--- Supplied material ---
● ● ●
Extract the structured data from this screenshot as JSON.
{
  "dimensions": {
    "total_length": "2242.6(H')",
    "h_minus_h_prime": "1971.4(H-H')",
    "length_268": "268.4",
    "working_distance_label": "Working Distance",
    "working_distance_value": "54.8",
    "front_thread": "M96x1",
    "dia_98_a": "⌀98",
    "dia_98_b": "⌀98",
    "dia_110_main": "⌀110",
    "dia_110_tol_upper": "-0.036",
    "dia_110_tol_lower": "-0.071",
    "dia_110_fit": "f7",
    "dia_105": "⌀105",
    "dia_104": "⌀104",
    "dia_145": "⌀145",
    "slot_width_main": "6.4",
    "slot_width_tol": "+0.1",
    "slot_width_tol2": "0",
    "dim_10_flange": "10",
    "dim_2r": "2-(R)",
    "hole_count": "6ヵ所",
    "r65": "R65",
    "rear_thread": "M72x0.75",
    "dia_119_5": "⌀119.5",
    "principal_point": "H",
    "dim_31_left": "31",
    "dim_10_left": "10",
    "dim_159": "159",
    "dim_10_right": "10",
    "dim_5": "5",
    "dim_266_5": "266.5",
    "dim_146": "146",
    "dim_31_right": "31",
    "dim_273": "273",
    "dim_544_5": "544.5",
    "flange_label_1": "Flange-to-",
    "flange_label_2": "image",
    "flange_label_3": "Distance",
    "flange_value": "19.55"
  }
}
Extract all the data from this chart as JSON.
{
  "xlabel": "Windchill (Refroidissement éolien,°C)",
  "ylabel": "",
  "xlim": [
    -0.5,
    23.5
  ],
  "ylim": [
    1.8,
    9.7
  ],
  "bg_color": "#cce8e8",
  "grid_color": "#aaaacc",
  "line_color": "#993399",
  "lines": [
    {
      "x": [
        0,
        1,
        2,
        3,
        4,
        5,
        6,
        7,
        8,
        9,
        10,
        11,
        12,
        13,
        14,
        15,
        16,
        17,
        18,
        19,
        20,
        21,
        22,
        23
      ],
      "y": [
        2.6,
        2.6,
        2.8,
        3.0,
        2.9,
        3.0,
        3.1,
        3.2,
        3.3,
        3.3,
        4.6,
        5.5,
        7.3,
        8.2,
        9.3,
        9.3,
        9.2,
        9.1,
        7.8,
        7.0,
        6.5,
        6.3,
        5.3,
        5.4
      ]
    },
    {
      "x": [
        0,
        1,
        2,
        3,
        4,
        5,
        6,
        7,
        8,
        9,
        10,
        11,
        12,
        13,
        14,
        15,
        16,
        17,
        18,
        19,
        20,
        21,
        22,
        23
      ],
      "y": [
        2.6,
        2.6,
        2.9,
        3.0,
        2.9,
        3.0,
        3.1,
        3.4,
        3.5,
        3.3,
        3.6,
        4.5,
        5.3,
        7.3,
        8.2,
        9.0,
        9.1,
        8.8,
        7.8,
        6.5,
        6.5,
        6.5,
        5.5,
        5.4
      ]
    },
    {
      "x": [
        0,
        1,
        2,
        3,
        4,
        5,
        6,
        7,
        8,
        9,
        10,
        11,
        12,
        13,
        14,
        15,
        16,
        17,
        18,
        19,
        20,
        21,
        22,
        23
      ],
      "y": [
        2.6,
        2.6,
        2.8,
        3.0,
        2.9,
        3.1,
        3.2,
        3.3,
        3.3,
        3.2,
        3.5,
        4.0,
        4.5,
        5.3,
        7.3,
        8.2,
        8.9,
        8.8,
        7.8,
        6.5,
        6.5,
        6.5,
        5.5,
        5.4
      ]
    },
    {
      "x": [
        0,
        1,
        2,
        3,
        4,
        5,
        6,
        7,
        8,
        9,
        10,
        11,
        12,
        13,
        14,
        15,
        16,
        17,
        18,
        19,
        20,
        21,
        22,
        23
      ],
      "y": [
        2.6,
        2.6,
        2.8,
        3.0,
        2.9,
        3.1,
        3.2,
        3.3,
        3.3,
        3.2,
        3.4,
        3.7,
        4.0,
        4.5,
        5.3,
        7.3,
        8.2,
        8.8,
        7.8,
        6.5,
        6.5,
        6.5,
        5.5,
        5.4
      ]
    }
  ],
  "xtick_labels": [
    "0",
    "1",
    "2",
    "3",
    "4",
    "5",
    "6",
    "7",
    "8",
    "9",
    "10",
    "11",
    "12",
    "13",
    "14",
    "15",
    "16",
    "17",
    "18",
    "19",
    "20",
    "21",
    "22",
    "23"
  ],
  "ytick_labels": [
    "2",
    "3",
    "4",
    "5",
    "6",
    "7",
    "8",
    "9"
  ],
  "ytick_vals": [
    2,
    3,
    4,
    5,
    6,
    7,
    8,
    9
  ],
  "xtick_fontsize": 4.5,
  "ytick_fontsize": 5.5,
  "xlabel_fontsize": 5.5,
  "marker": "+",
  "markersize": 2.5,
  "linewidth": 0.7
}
● ● ●
Please quote the data above in full, with no line missing.

Extract the structured data from this screenshot as JSON.
{
  "dimensions": {
    "total_length": "2242.6(H')",
    "h_minus_h_prime": "1971.4(H-H')",
    "length_268": "268.4",
    "working_distance_label": "Working Distance",
    "working_distance_value": "54.8",
    "front_thread": "M96x1",
    "dia_98_a": "⌀98",
    "dia_98_b": "⌀98",
    "dia_110_main": "⌀110",
    "dia_110_tol_upper": "-0.036",
    "dia_110_tol_lower": "-0.071",
    "dia_110_fit": "f7",
    "dia_105": "⌀105",
    "dia_104": "⌀104",
    "dia_145": "⌀145",
    "slot_width_main": "6.4",
    "slot_width_tol": "+0.1",
    "slot_width_tol2": "0",
    "dim_10_flange": "10",
    "dim_2r": "2-(R)",
    "hole_count": "6ヵ所",
    "r65": "R65",
    "rear_thread": "M72x0.75",
    "dia_119_5": "⌀119.5",
    "principal_point": "H",
    "dim_31_left": "31",
    "dim_10_left": "10",
    "dim_159": "159",
    "dim_10_right": "10",
    "dim_5": "5",
    "dim_266_5": "266.5",
    "dim_146": "146",
    "dim_31_right": "31",
    "dim_273": "273",
    "dim_544_5": "544.5",
    "flange_label_1": "Flange-to-",
    "flange_label_2": "image",
    "flange_label_3": "Distance",
    "flange_value": "19.55"
  }
}
Extract all the data from this chart as JSON.
{
  "xlabel": "Windchill (Refroidissement éolien,°C)",
  "ylabel": "",
  "xlim": [
    -0.5,
    23.5
  ],
  "ylim": [
    1.8,
    9.7
  ],
  "bg_color": "#cce8e8",
  "grid_color": "#aaaacc",
  "line_color": "#993399",
  "lines": [
    {
      "x": [
        0,
        1,
        2,
        3,
        4,
        5,
        6,
        7,
        8,
        9,
        10,
        11,
        12,
        13,
        14,
        15,
        16,
        17,
        18,
        19,
        20,
        21,
        22,
        23
      ],
      "y": [
        2.6,
        2.6,
        2.8,
        3.0,
        2.9,
        3.0,
        3.1,
        3.2,
        3.3,
        3.3,
        4.6,
        5.5,
        7.3,
        8.2,
        9.3,
        9.3,
        9.2,
        9.1,
        7.8,
        7.0,
        6.5,
        6.3,
        5.3,
        5.4
      ]
    },
    {
      "x": [
        0,
        1,
        2,
        3,
        4,
        5,
        6,
        7,
        8,
        9,
        10,
        11,
        12,
        13,
        14,
        15,
        16,
        17,
        18,
        19,
        20,
        21,
        22,
        23
      ],
      "y": [
        2.6,
        2.6,
        2.9,
        3.0,
        2.9,
        3.0,
        3.1,
        3.4,
        3.5,
        3.3,
        3.6,
        4.5,
        5.3,
        7.3,
        8.2,
        9.0,
        9.1,
        8.8,
        7.8,
        6.5,
        6.5,
        6.5,
        5.5,
        5.4
      ]
    },
    {
      "x": [
        0,
        1,
        2,
        3,
        4,
        5,
        6,
        7,
        8,
        9,
        10,
        11,
        12,
        13,
        14,
        15,
        16,
        17,
        18,
        19,
        20,
        21,
        22,
        23
      ],
      "y": [
        2.6,
        2.6,
        2.8,
        3.0,
        2.9,
        3.1,
        3.2,
        3.3,
        3.3,
        3.2,
        3.5,
        4.0,
        4.5,
        5.3,
        7.3,
        8.2,
        8.9,
        8.8,
        7.8,
        6.5,
        6.5,
        6.5,
        5.5,
        5.4
      ]
    },
    {
      "x": [
        0,
        1,
        2,
        3,
        4,
        5,
        6,
        7,
        8,
        9,
        10,
        11,
        12,
        13,
        14,
        15,
        16,
        17,
        18,
        19,
        20,
        21,
        22,
        23
      ],
      "y": [
        2.6,
        2.6,
        2.8,
        3.0,
        2.9,
        3.1,
        3.2,
        3.3,
        3.3,
        3.2,
        3.4,
        3.7,
        4.0,
        4.5,
        5.3,
        7.3,
        8.2,
        8.8,
        7.8,
        6.5,
        6.5,
        6.5,
        5.5,
        5.4
      ]
    }
  ],
  "xtick_labels": [
    "0",
    "1",
    "2",
    "3",
    "4",
    "5",
    "6",
    "7",
    "8",
    "9",
    "10",
    "11",
    "12",
    "13",
    "14",
    "15",
    "16",
    "17",
    "18",
    "19",
    "20",
    "21",
    "22",
    "23"
  ],
  "ytick_labels": [
    "2",
    "3",
    "4",
    "5",
    "6",
    "7",
    "8",
    "9"
  ],
  "ytick_vals": [
    2,
    3,
    4,
    5,
    6,
    7,
    8,
    9
  ],
  "xtick_fontsize": 4.5,
  "ytick_fontsize": 5.5,
  "xlabel_fontsize": 5.5,
  "marker": "+",
  "markersize": 2.5,
  "linewidth": 0.7
}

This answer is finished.